• _WHAT YOU HAVE TO DO_
Rewrite the material below with "elements" renamed to "items" wherever it occurs, keeping everything else unchanged.

• • • • • • •

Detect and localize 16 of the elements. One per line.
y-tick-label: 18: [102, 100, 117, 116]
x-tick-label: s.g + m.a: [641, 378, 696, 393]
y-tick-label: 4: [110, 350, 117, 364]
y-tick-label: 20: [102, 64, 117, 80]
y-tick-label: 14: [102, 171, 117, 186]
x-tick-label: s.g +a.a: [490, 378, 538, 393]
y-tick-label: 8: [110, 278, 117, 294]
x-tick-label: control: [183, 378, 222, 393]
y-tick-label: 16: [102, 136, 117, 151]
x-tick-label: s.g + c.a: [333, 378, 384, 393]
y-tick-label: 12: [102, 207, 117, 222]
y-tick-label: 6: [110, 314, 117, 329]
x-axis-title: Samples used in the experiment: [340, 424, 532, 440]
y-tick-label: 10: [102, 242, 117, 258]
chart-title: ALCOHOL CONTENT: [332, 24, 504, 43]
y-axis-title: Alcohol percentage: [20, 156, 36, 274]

• • • • • • •

• _WRITTEN RESPONSE_
Detect and localize 16 of the items. One per line.
y-tick-label: 18: [102, 100, 117, 116]
x-tick-label: s.g + m.a: [641, 378, 696, 393]
y-tick-label: 4: [110, 350, 117, 364]
y-tick-label: 20: [102, 64, 117, 80]
y-tick-label: 14: [102, 171, 117, 186]
x-tick-label: s.g +a.a: [490, 378, 538, 393]
y-tick-label: 8: [110, 278, 117, 294]
x-tick-label: control: [183, 378, 222, 393]
y-tick-label: 16: [102, 136, 117, 151]
x-tick-label: s.g + c.a: [333, 378, 384, 393]
y-tick-label: 12: [102, 207, 117, 222]
y-tick-label: 6: [110, 314, 117, 329]
x-axis-title: Samples used in the experiment: [340, 424, 532, 440]
y-tick-label: 10: [102, 242, 117, 258]
chart-title: ALCOHOL CONTENT: [332, 24, 504, 43]
y-axis-title: Alcohol percentage: [20, 156, 36, 274]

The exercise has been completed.